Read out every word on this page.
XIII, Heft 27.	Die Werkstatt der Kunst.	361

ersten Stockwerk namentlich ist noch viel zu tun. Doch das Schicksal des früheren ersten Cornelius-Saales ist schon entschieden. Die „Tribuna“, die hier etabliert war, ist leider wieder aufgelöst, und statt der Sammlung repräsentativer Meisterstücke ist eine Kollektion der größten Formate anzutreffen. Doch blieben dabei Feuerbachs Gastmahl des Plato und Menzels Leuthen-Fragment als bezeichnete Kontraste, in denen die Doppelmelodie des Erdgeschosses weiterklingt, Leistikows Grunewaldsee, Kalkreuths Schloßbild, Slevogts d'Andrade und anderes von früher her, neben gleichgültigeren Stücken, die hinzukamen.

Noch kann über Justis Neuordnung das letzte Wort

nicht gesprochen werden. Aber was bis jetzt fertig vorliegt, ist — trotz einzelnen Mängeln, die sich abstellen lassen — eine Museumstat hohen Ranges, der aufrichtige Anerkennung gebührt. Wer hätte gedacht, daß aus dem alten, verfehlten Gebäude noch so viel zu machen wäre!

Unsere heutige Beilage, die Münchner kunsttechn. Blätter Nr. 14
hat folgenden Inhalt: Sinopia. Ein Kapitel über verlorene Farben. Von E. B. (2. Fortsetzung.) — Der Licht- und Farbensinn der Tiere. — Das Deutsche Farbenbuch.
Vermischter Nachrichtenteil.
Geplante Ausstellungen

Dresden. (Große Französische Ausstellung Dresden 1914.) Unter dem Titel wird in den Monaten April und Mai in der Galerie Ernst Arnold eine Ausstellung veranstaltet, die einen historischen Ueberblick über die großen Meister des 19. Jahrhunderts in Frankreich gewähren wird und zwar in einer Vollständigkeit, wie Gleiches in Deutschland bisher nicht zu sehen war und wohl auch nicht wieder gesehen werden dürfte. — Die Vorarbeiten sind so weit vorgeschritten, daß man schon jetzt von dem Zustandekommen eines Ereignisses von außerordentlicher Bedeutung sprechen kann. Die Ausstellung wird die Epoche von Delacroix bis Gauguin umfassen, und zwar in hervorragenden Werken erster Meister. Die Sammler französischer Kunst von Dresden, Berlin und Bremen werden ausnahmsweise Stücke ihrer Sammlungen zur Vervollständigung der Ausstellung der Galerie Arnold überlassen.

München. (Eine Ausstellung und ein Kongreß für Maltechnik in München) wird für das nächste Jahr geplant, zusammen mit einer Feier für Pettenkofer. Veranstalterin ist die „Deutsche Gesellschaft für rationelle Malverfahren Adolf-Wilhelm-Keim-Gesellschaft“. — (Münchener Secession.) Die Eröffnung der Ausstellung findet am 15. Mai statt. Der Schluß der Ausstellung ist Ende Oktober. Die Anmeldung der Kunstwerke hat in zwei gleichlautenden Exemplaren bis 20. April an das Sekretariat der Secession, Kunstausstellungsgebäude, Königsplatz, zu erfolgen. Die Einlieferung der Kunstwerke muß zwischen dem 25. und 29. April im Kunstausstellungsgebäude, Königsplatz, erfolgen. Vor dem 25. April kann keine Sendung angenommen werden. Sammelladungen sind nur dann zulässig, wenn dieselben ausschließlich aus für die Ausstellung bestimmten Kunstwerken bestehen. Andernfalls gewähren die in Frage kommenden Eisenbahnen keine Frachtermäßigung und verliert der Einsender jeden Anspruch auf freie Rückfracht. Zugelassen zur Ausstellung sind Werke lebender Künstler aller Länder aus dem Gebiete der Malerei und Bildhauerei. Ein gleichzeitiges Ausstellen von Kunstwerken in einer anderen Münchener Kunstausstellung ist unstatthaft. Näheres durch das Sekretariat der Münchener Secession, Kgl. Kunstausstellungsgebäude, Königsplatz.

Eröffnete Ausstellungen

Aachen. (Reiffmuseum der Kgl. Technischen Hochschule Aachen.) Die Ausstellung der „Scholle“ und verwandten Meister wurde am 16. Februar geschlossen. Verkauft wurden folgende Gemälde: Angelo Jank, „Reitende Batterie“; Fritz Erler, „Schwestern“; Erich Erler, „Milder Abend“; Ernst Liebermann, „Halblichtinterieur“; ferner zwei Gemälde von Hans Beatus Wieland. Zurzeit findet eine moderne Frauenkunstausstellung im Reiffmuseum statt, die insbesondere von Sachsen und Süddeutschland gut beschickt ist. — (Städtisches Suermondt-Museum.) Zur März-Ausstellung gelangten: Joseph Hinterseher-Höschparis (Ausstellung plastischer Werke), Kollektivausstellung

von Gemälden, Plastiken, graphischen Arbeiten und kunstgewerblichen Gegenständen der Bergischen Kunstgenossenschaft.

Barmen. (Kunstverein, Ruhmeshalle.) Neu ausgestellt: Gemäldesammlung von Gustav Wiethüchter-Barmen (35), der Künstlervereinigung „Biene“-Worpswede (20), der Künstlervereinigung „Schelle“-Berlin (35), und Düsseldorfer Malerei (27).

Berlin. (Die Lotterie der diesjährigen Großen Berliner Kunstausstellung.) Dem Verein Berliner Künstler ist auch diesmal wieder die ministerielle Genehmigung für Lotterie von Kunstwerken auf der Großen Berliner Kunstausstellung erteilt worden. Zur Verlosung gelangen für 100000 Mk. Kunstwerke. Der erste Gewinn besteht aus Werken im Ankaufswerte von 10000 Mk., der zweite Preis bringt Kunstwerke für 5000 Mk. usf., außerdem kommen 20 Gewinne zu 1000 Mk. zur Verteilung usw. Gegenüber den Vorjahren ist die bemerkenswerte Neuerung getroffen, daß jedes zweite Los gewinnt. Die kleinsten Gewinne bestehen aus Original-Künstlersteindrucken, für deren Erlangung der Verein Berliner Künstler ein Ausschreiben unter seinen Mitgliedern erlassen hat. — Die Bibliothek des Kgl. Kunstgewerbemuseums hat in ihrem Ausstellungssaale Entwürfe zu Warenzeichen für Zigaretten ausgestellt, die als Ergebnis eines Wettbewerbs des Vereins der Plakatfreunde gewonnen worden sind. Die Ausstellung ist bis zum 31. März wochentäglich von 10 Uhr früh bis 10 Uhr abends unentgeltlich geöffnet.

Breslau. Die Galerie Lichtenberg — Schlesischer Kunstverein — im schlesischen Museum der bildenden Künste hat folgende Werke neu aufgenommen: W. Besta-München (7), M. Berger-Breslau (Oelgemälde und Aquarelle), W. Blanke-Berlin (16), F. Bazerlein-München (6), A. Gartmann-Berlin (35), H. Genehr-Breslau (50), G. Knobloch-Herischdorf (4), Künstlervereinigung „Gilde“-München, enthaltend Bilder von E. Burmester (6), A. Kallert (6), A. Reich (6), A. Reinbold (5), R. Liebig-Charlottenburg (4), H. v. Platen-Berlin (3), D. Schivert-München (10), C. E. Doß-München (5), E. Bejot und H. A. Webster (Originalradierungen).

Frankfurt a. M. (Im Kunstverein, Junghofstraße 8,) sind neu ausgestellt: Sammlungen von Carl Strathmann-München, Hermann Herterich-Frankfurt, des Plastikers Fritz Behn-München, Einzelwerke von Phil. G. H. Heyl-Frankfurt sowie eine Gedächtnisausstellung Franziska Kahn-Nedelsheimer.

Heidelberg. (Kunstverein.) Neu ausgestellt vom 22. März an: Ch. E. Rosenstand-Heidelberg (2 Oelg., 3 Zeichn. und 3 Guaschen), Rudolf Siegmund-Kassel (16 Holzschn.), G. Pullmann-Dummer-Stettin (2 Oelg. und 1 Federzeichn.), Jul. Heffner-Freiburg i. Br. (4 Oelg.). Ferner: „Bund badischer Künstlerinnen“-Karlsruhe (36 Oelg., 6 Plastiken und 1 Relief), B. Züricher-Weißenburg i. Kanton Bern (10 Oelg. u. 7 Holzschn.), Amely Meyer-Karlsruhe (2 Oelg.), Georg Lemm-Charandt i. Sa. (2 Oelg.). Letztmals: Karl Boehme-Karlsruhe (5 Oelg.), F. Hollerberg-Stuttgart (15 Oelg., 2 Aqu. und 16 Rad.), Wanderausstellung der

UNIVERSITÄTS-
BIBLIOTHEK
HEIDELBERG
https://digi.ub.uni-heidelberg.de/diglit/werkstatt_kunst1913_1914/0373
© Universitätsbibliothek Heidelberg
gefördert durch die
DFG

→ Exercise
Copy each line of the listing that contains "Plastiken".

→ Answer space
von Gemälden, Plastiken, graphischen Arbeiten und kunstgewerblichen Gegenständen der Bergischen Kunstgenossenschaft.
Heidelberg. (Kunstverein.) Neu ausgestellt vom 22. März an: Ch. E. Rosenstand-Heidelberg (2 Oelg., 3 Zeichn. und 3 Guaschen), Rudolf Siegmund-Kassel (16 Holzschn.), G. Pullmann-Dummer-Stettin (2 Oelg. und 1 Federzeichn.), Jul. Heffner-Freiburg i. Br. (4 Oelg.). Ferner: „Bund badischer Künstlerinnen“-Karlsruhe (36 Oelg., 6 Plastiken und 1 Relief), B. Züricher-Weißenburg i. Kanton Bern (10 Oelg. u. 7 Holzschn.), Amely Meyer-Karlsruhe (2 Oelg.), Georg Lemm-Charandt i. Sa. (2 Oelg.). Letztmals: Karl Boehme-Karlsruhe (5 Oelg.), F. Hollerberg-Stuttgart (15 Oelg., 2 Aqu. und 16 Rad.), Wanderausstellung der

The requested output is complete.